* GOAL *
Skip the images and return the records below exactly.
>>>
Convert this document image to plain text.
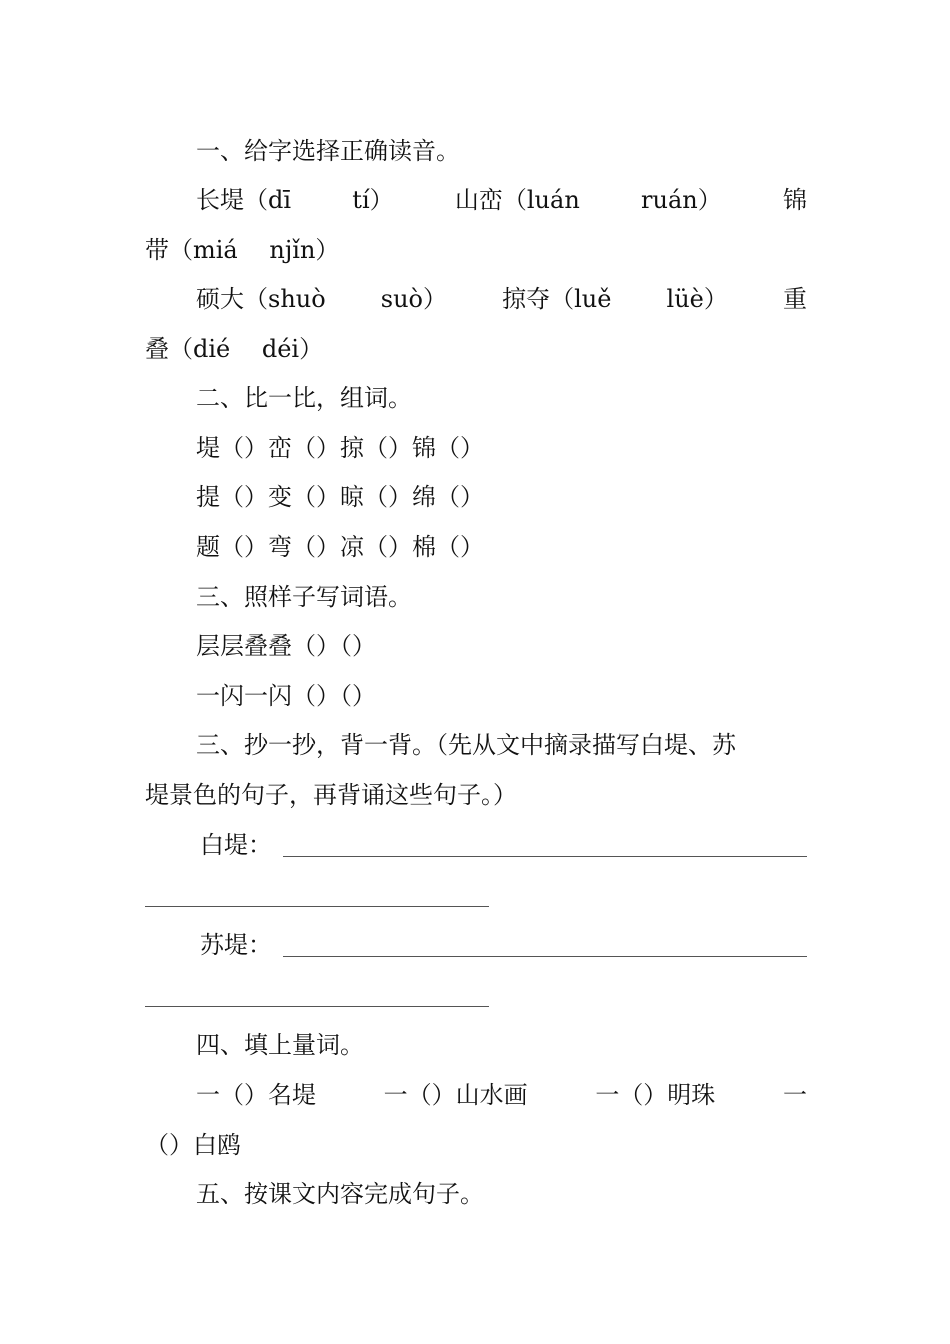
一、给字选择正确读音。
长堤（dī	tí）	山峦（luán	ruán）	锦
带（miá　 njǐn）
硕大（shuò suò） 掠夺（luě lüè） 重
叠（dié　 déi）
二、比一比，组词。
堤（）峦（）掠（）锦（）
提（）变（）晾（）绵（）
题（）弯（）凉（）棉（）
三、照样子写词语。
层层叠叠（）（）
一闪一闪（）（）
三、抄一抄，背一背。（先从文中摘录描写白堤、苏
堤景色的句子，再背诵这些句子。）
白堤：
苏堤：
四、填上量词。
一（）名堤	一（）山水画	一（）明珠	一
（）白鸥
五、按课文内容完成句子。
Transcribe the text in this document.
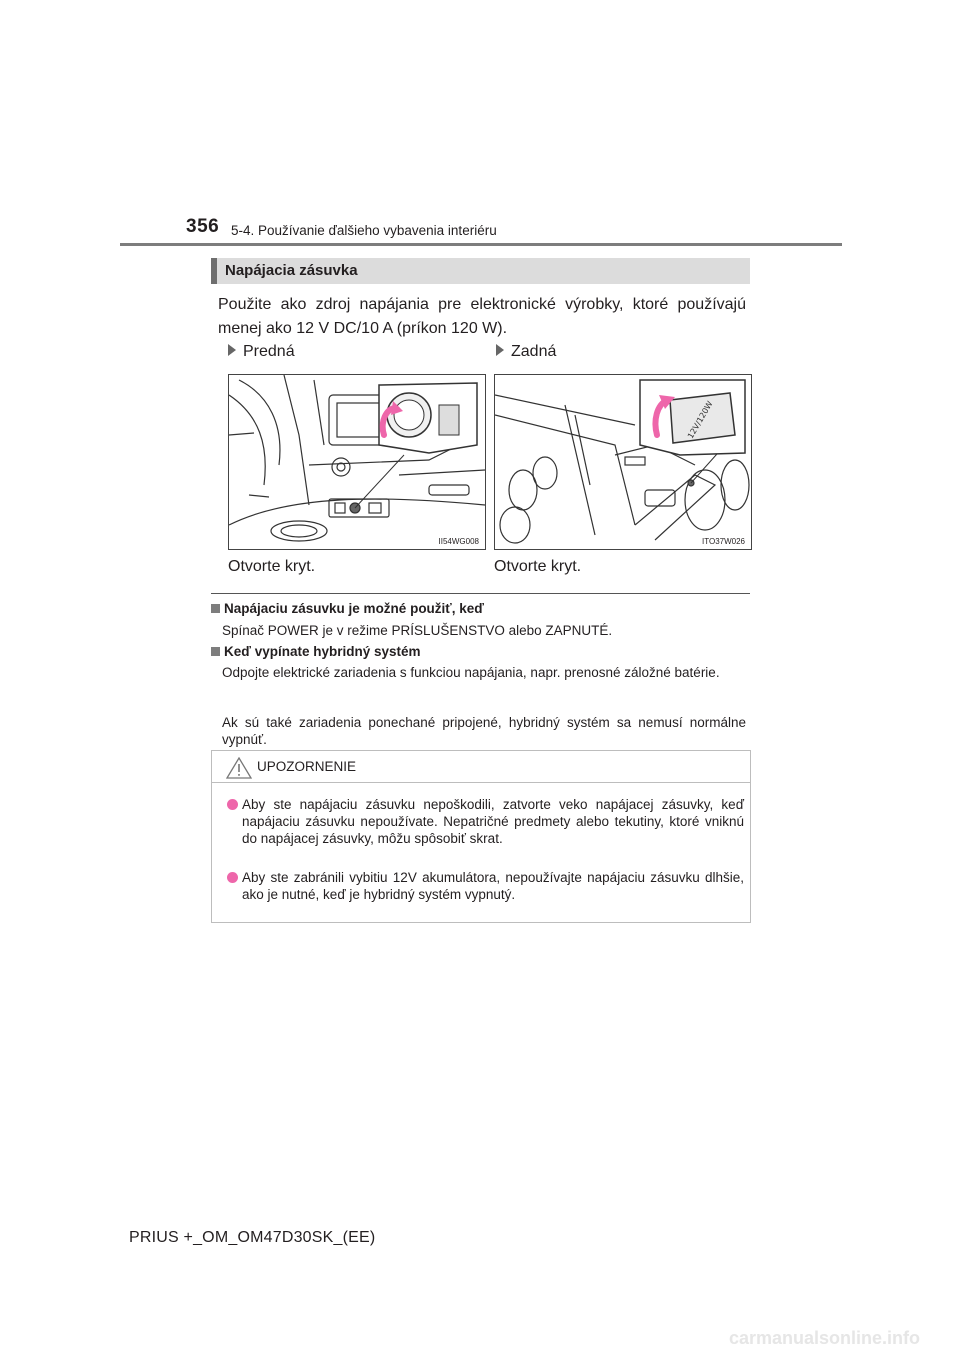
356 5-4. Používanie ďalšieho vybavenia interiéru
Napájacia zásuvka
Použite ako zdroj napájania pre elektronické výrobky, ktoré používajú menej ako 12 V DC/10 A (príkon 120 W).
Predná	Zadná
II54WG008
12V/120W
ITO37W026
Otvorte kryt.	Otvorte kryt.
Napájaciu zásuvku je možné použiť, keď
Spínač POWER je v režime PRÍSLUŠENSTVO alebo ZAPNUTÉ.
Keď vypínate hybridný systém
Odpojte elektrické zariadenia s funkciou napájania, napr. prenosné záložné batérie.
Ak sú také zariadenia ponechané pripojené, hybridný systém sa nemusí normálne vypnúť.
UPOZORNENIE
Aby ste napájaciu zásuvku nepoškodili, zatvorte veko napájacej zásuvky, keď napájaciu zásuvku nepoužívate. Nepatričné predmety alebo tekutiny, ktoré vniknú do napájacej zásuvky, môžu spôsobiť skrat.
Aby ste zabránili vybitiu 12V akumulátora, nepoužívajte napájaciu zásuvku dlhšie, ako je nutné, keď je hybridný systém vypnutý.
PRIUS +_OM_OM47D30SK_(EE)
carmanualsonline.info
<<<
* TASK RESULT *
Convert this document image to plain text.
一、给字选择正确读音。
长堤（dī	tí）	山峦（luán	ruán）	锦
带（miá　 njǐn）
硕大（shuò suò） 掠夺（luě lüè） 重
叠（dié　 déi）
二、比一比，组词。
堤（）峦（）掠（）锦（）
提（）变（）晾（）绵（）
题（）弯（）凉（）棉（）
三、照样子写词语。
层层叠叠（）（）
一闪一闪（）（）
三、抄一抄，背一背。（先从文中摘录描写白堤、苏
堤景色的句子，再背诵这些句子。）
白堤：
苏堤：
四、填上量词。
一（）名堤	一（）山水画	一（）明珠	一
（）白鸥
五、按课文内容完成句子。
Transcribe the text in this document.
356 5-4. Používanie ďalšieho vybavenia interiéru
Napájacia zásuvka
Použite ako zdroj napájania pre elektronické výrobky, ktoré používajú menej ako 12 V DC/10 A (príkon 120 W).
Predná	Zadná
II54WG008
12V/120W
ITO37W026
Otvorte kryt.	Otvorte kryt.
Napájaciu zásuvku je možné použiť, keď
Spínač POWER je v režime PRÍSLUŠENSTVO alebo ZAPNUTÉ.
Keď vypínate hybridný systém
Odpojte elektrické zariadenia s funkciou napájania, napr. prenosné záložné batérie.
Ak sú také zariadenia ponechané pripojené, hybridný systém sa nemusí normálne vypnúť.
UPOZORNENIE
Aby ste napájaciu zásuvku nepoškodili, zatvorte veko napájacej zásuvky, keď napájaciu zásuvku nepoužívate. Nepatričné predmety alebo tekutiny, ktoré vniknú do napájacej zásuvky, môžu spôsobiť skrat.
Aby ste zabránili vybitiu 12V akumulátora, nepoužívajte napájaciu zásuvku dlhšie, ako je nutné, keď je hybridný systém vypnutý.
PRIUS +_OM_OM47D30SK_(EE)
carmanualsonline.info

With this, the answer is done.